◆ Aim ◆
Pictures do not belong in your copy. Repeat all the other data exactly.

◆ Task material ◆
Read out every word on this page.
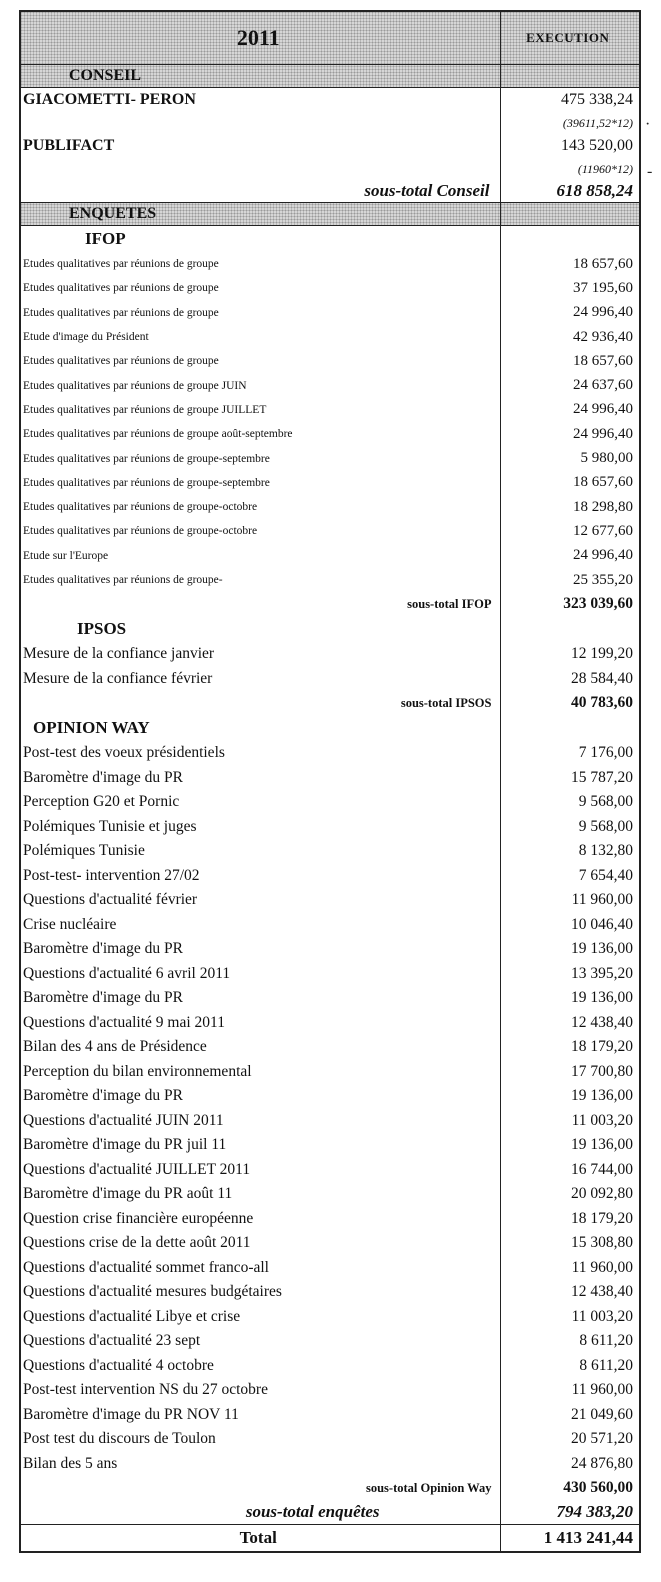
2011	EXECUTION
CONSEIL	
GIACOMETTI- PERON	475 338,24
	(39611,52*12)
PUBLIFACT	143 520,00
	(11960*12)
sous-total Conseil	618 858,24
ENQUETES	
IFOP	
Etudes qualitatives par réunions de groupe	18 657,60
Etudes qualitatives par réunions de groupe	37 195,60
Etudes qualitatives par réunions de groupe	24 996,40
Etude d'image du Président	42 936,40
Etudes qualitatives par réunions de groupe	18 657,60
Etudes qualitatives par réunions de groupe JUIN	24 637,60
Etudes qualitatives par réunions de groupe JUILLET	24 996,40
Etudes qualitatives par réunions de groupe août-septembre	24 996,40
Etudes qualitatives par réunions de groupe-septembre	5 980,00
Etudes qualitatives par réunions de groupe-septembre	18 657,60
Etudes qualitatives par réunions de groupe-octobre	18 298,80
Etudes qualitatives par réunions de groupe-octobre	12 677,60
Etude sur l'Europe	24 996,40
Etudes qualitatives par réunions de groupe-	25 355,20
sous-total IFOP	323 039,60
IPSOS	
Mesure de la confiance janvier	12 199,20
Mesure de la confiance février	28 584,40
sous-total IPSOS	40 783,60
OPINION WAY	
Post-test des voeux présidentiels	7 176,00
Baromètre d'image du PR	15 787,20
Perception G20 et Pornic	9 568,00
Polémiques Tunisie et juges	9 568,00
Polémiques Tunisie	8 132,80
Post-test- intervention 27/02	7 654,40
Questions d'actualité février	11 960,00
Crise nucléaire	10 046,40
Baromètre d'image du PR	19 136,00
Questions d'actualité 6 avril 2011	13 395,20
Baromètre d'image du PR	19 136,00
Questions d'actualité 9 mai 2011	12 438,40
Bilan des 4 ans de Présidence	18 179,20
Perception du bilan environnemental	17 700,80
Baromètre d'image du PR	19 136,00
Questions d'actualité JUIN 2011	11 003,20
Baromètre d'image du PR juil 11	19 136,00
Questions d'actualité JUILLET 2011	16 744,00
Baromètre d'image du PR août 11	20 092,80
Question crise financière européenne	18 179,20
Questions crise de la dette août 2011	15 308,80
Questions d'actualité sommet franco-all	11 960,00
Questions d'actualité mesures budgétaires	12 438,40
Questions d'actualité Libye et crise	11 003,20
Questions d'actualité 23 sept	8 611,20
Questions d'actualité 4 octobre	8 611,20
Post-test intervention NS du 27 octobre	11 960,00
Baromètre d'image du PR NOV 11	21 049,60
Post test du discours de Toulon	20 571,20
Bilan des 5 ans	24 876,80
sous-total Opinion Way	430 560,00
sous-total enquêtes	794 383,20
Total	1 413 241,44
·
-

◆ Task response ◆
Read out every word on this page.
2011	EXECUTION
CONSEIL	
GIACOMETTI- PERON	475 338,24
	(39611,52*12)
PUBLIFACT	143 520,00
	(11960*12)
sous-total Conseil	618 858,24
ENQUETES	
IFOP	
Etudes qualitatives par réunions de groupe	18 657,60
Etudes qualitatives par réunions de groupe	37 195,60
Etudes qualitatives par réunions de groupe	24 996,40
Etude d'image du Président	42 936,40
Etudes qualitatives par réunions de groupe	18 657,60
Etudes qualitatives par réunions de groupe JUIN	24 637,60
Etudes qualitatives par réunions de groupe JUILLET	24 996,40
Etudes qualitatives par réunions de groupe août-septembre	24 996,40
Etudes qualitatives par réunions de groupe-septembre	5 980,00
Etudes qualitatives par réunions de groupe-septembre	18 657,60
Etudes qualitatives par réunions de groupe-octobre	18 298,80
Etudes qualitatives par réunions de groupe-octobre	12 677,60
Etude sur l'Europe	24 996,40
Etudes qualitatives par réunions de groupe-	25 355,20
sous-total IFOP	323 039,60
IPSOS	
Mesure de la confiance janvier	12 199,20
Mesure de la confiance février	28 584,40
sous-total IPSOS	40 783,60
OPINION WAY	
Post-test des voeux présidentiels	7 176,00
Baromètre d'image du PR	15 787,20
Perception G20 et Pornic	9 568,00
Polémiques Tunisie et juges	9 568,00
Polémiques Tunisie	8 132,80
Post-test- intervention 27/02	7 654,40
Questions d'actualité février	11 960,00
Crise nucléaire	10 046,40
Baromètre d'image du PR	19 136,00
Questions d'actualité 6 avril 2011	13 395,20
Baromètre d'image du PR	19 136,00
Questions d'actualité 9 mai 2011	12 438,40
Bilan des 4 ans de Présidence	18 179,20
Perception du bilan environnemental	17 700,80
Baromètre d'image du PR	19 136,00
Questions d'actualité JUIN 2011	11 003,20
Baromètre d'image du PR juil 11	19 136,00
Questions d'actualité JUILLET 2011	16 744,00
Baromètre d'image du PR août 11	20 092,80
Question crise financière européenne	18 179,20
Questions crise de la dette août 2011	15 308,80
Questions d'actualité sommet franco-all	11 960,00
Questions d'actualité mesures budgétaires	12 438,40
Questions d'actualité Libye et crise	11 003,20
Questions d'actualité 23 sept	8 611,20
Questions d'actualité 4 octobre	8 611,20
Post-test intervention NS du 27 octobre	11 960,00
Baromètre d'image du PR NOV 11	21 049,60
Post test du discours de Toulon	20 571,20
Bilan des 5 ans	24 876,80
sous-total Opinion Way	430 560,00
sous-total enquêtes	794 383,20
Total	1 413 241,44
·
-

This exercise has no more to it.